Page excerpt:
====
# Assignment: Fine-tune BERT on a Custom Classification Dataset

## Objective
This assignment focuses on the practical application of transfer learning in Natural Language Processing by fine-tuning a pre-trained BERT model for a custom text classification task. You will learn to prepare a dataset, configure a BERT model for classification, train it, and evaluate its performance.

## Part 1: Environment Setup and Dataset Preparation (30 Marks)

1.  **Environment Setup:**
    * Create a new Python virtual environment.
    * Install the necessary libraries: `transformers`, `torch` (or `tensorflow` if preferred), `scikit-learn`, `pandas`, `numpy`, `matplotlib`, `seaborn`.
        * Provide a `requirements.txt` file listing all dependencies.
====
Data provided:

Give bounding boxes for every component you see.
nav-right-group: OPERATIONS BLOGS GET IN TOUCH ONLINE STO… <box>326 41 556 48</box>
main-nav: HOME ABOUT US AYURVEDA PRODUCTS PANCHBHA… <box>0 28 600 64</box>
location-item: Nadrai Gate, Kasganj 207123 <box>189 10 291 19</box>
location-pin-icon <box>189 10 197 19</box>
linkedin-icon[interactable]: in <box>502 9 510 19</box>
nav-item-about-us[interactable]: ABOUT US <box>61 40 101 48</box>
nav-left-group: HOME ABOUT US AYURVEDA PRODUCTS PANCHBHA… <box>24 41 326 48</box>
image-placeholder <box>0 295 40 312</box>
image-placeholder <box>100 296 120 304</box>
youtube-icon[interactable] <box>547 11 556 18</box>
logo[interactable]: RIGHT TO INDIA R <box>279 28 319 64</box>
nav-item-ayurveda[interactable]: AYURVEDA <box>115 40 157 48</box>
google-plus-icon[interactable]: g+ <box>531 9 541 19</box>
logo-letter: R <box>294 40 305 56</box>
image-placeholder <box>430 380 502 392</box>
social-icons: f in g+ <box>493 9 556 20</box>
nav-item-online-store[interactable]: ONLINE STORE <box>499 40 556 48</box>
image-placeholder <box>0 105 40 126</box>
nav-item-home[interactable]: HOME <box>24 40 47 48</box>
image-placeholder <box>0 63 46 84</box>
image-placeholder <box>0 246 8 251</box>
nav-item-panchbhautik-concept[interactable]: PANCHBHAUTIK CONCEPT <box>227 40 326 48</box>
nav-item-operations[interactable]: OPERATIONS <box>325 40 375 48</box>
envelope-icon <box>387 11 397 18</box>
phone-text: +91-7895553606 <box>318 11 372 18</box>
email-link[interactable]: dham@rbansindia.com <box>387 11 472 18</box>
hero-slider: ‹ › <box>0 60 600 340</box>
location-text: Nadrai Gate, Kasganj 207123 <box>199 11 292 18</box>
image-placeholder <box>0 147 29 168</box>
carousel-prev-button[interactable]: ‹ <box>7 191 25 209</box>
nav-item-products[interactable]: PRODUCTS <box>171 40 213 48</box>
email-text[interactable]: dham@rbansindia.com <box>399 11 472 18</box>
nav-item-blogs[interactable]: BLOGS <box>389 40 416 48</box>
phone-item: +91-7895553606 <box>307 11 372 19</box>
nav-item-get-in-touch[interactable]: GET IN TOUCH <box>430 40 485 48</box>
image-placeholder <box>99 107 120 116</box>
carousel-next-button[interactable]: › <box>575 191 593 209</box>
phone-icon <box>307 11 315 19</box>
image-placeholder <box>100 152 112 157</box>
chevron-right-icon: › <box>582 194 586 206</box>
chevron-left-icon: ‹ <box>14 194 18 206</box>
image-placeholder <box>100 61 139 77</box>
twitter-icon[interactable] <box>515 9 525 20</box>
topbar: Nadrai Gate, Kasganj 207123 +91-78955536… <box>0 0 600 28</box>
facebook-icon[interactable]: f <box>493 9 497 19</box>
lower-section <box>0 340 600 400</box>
====
Name every library that the BERT fine-tuning assignment says to install. Include the one given as an optional alternative.

transformers, torch, tensorflow (as an alternative to torch), scikit-learn, pandas, numpy, matplotlib, seaborn